The request:
Copy every one of the records below line for line, with no changes at all.

Material shown:
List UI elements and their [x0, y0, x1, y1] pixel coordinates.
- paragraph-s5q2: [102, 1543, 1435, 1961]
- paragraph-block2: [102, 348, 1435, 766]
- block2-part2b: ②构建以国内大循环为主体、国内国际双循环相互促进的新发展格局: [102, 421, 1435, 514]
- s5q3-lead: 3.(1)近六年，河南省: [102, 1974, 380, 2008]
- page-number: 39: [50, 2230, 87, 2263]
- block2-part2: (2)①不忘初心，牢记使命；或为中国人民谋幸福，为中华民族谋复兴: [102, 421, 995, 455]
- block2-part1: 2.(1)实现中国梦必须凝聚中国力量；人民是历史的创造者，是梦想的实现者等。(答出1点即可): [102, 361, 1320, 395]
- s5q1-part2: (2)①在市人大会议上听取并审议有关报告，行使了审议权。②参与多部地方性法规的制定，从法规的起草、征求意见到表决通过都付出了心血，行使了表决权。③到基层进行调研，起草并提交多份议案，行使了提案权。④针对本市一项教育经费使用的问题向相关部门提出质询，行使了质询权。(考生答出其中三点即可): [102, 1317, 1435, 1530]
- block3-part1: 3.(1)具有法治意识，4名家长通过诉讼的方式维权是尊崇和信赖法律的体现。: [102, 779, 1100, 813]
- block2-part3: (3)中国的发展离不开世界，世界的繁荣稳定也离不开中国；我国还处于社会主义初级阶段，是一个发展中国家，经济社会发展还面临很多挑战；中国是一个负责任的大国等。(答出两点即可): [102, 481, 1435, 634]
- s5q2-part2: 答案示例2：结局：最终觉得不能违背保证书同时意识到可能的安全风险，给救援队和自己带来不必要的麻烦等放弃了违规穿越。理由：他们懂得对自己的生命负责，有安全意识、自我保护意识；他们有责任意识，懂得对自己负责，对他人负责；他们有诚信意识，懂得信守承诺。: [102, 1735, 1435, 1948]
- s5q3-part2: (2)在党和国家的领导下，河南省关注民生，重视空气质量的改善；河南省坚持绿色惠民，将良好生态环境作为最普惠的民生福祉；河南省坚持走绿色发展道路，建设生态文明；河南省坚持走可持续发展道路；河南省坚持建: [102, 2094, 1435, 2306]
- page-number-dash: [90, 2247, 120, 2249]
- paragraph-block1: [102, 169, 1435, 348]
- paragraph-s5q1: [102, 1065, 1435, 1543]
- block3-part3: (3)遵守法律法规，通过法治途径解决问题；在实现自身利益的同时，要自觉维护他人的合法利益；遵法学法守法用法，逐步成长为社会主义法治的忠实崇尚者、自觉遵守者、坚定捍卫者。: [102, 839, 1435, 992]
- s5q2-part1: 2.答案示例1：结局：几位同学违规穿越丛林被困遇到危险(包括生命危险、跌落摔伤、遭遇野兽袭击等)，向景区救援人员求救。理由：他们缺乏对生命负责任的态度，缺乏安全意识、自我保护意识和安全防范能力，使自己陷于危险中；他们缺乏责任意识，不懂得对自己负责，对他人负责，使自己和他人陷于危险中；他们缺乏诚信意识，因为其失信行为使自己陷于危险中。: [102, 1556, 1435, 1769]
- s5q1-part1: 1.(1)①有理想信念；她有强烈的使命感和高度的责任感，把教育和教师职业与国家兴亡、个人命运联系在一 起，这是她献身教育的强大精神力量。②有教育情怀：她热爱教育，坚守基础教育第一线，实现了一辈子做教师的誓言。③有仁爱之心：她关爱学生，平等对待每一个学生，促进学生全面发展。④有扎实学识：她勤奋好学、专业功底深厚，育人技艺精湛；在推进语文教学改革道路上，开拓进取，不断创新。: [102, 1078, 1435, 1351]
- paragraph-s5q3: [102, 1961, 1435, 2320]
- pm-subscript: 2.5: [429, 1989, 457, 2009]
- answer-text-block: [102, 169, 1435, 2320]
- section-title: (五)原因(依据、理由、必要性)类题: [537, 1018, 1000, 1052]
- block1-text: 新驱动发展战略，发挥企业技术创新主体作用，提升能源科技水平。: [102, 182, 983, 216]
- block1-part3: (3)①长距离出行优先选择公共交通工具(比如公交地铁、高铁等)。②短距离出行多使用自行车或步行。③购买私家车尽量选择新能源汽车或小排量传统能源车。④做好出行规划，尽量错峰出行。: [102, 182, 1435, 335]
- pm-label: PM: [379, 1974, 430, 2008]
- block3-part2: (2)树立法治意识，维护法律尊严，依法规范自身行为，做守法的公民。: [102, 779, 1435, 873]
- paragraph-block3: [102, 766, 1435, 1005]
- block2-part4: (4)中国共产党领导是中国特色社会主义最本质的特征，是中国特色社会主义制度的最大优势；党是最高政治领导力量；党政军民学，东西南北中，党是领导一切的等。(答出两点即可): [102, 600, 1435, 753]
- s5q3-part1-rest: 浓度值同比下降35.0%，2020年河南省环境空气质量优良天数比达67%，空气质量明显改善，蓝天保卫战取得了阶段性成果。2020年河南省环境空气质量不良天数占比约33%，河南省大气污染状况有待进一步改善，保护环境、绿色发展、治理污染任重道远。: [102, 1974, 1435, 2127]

Solution to the exercise:
List UI elements and their [x0, y0, x1, y1] pixel coordinates.
- paragraph-s5q2: [102, 1543, 1435, 1961]
- paragraph-block2: [102, 348, 1435, 766]
- block2-part2b: ②构建以国内大循环为主体、国内国际双循环相互促进的新发展格局: [102, 421, 1435, 514]
- s5q3-lead: 3.(1)近六年，河南省: [102, 1974, 380, 2008]
- page-number: 39: [50, 2230, 87, 2263]
- block2-part2: (2)①不忘初心，牢记使命；或为中国人民谋幸福，为中华民族谋复兴: [102, 421, 995, 455]
- block2-part1: 2.(1)实现中国梦必须凝聚中国力量；人民是历史的创造者，是梦想的实现者等。(答出1点即可): [102, 361, 1320, 395]
- s5q1-part2: (2)①在市人大会议上听取并审议有关报告，行使了审议权。②参与多部地方性法规的制定，从法规的起草、征求意见到表决通过都付出了心血，行使了表决权。③到基层进行调研，起草并提交多份议案，行使了提案权。④针对本市一项教育经费使用的问题向相关部门提出质询，行使了质询权。(考生答出其中三点即可): [102, 1317, 1435, 1530]
- block3-part1: 3.(1)具有法治意识，4名家长通过诉讼的方式维权是尊崇和信赖法律的体现。: [102, 779, 1100, 813]
- block2-part3: (3)中国的发展离不开世界，世界的繁荣稳定也离不开中国；我国还处于社会主义初级阶段，是一个发展中国家，经济社会发展还面临很多挑战；中国是一个负责任的大国等。(答出两点即可): [102, 481, 1435, 634]
- s5q2-part2: 答案示例2：结局：最终觉得不能违背保证书同时意识到可能的安全风险，给救援队和自己带来不必要的麻烦等放弃了违规穿越。理由：他们懂得对自己的生命负责，有安全意识、自我保护意识；他们有责任意识，懂得对自己负责，对他人负责；他们有诚信意识，懂得信守承诺。: [102, 1735, 1435, 1948]
- s5q3-part2: (2)在党和国家的领导下，河南省关注民生，重视空气质量的改善；河南省坚持绿色惠民，将良好生态环境作为最普惠的民生福祉；河南省坚持走绿色发展道路，建设生态文明；河南省坚持走可持续发展道路；河南省坚持建: [102, 2094, 1435, 2306]
- page-number-dash: [90, 2247, 120, 2249]
- paragraph-block1: [102, 169, 1435, 348]
- paragraph-s5q1: [102, 1065, 1435, 1543]
- block3-part3: (3)遵守法律法规，通过法治途径解决问题；在实现自身利益的同时，要自觉维护他人的合法利益；遵法学法守法用法，逐步成长为社会主义法治的忠实崇尚者、自觉遵守者、坚定捍卫者。: [102, 839, 1435, 992]
- s5q2-part1: 2.答案示例1：结局：几位同学违规穿越丛林被困遇到危险(包括生命危险、跌落摔伤、遭遇野兽袭击等)，向景区救援人员求救。理由：他们缺乏对生命负责任的态度，缺乏安全意识、自我保护意识和安全防范能力，使自己陷于危险中；他们缺乏责任意识，不懂得对自己负责，对他人负责，使自己和他人陷于危险中；他们缺乏诚信意识，因为其失信行为使自己陷于危险中。: [102, 1556, 1435, 1769]
- s5q1-part1: 1.(1)①有理想信念；她有强烈的使命感和高度的责任感，把教育和教师职业与国家兴亡、个人命运联系在一 起，这是她献身教育的强大精神力量。②有教育情怀：她热爱教育，坚守基础教育第一线，实现了一辈子做教师的誓言。③有仁爱之心：她关爱学生，平等对待每一个学生，促进学生全面发展。④有扎实学识：她勤奋好学、专业功底深厚，育人技艺精湛；在推进语文教学改革道路上，开拓进取，不断创新。: [102, 1078, 1435, 1351]
- paragraph-s5q3: [102, 1961, 1435, 2320]
- pm-subscript: 2.5: [429, 1989, 457, 2009]
- answer-text-block: [102, 169, 1435, 2320]
- section-title: (五)原因(依据、理由、必要性)类题: [537, 1018, 1000, 1052]
- block1-text: 新驱动发展战略，发挥企业技术创新主体作用，提升能源科技水平。: [102, 182, 983, 216]
- block1-part3: (3)①长距离出行优先选择公共交通工具(比如公交地铁、高铁等)。②短距离出行多使用自行车或步行。③购买私家车尽量选择新能源汽车或小排量传统能源车。④做好出行规划，尽量错峰出行。: [102, 182, 1435, 335]
- pm-label: PM: [379, 1974, 430, 2008]
- block3-part2: (2)树立法治意识，维护法律尊严，依法规范自身行为，做守法的公民。: [102, 779, 1435, 873]
- paragraph-block3: [102, 766, 1435, 1005]
- block2-part4: (4)中国共产党领导是中国特色社会主义最本质的特征，是中国特色社会主义制度的最大优势；党是最高政治领导力量；党政军民学，东西南北中，党是领导一切的等。(答出两点即可): [102, 600, 1435, 753]
- s5q3-part1-rest: 浓度值同比下降35.0%，2020年河南省环境空气质量优良天数比达67%，空气质量明显改善，蓝天保卫战取得了阶段性成果。2020年河南省环境空气质量不良天数占比约33%，河南省大气污染状况有待进一步改善，保护环境、绿色发展、治理污染任重道远。: [102, 1974, 1435, 2127]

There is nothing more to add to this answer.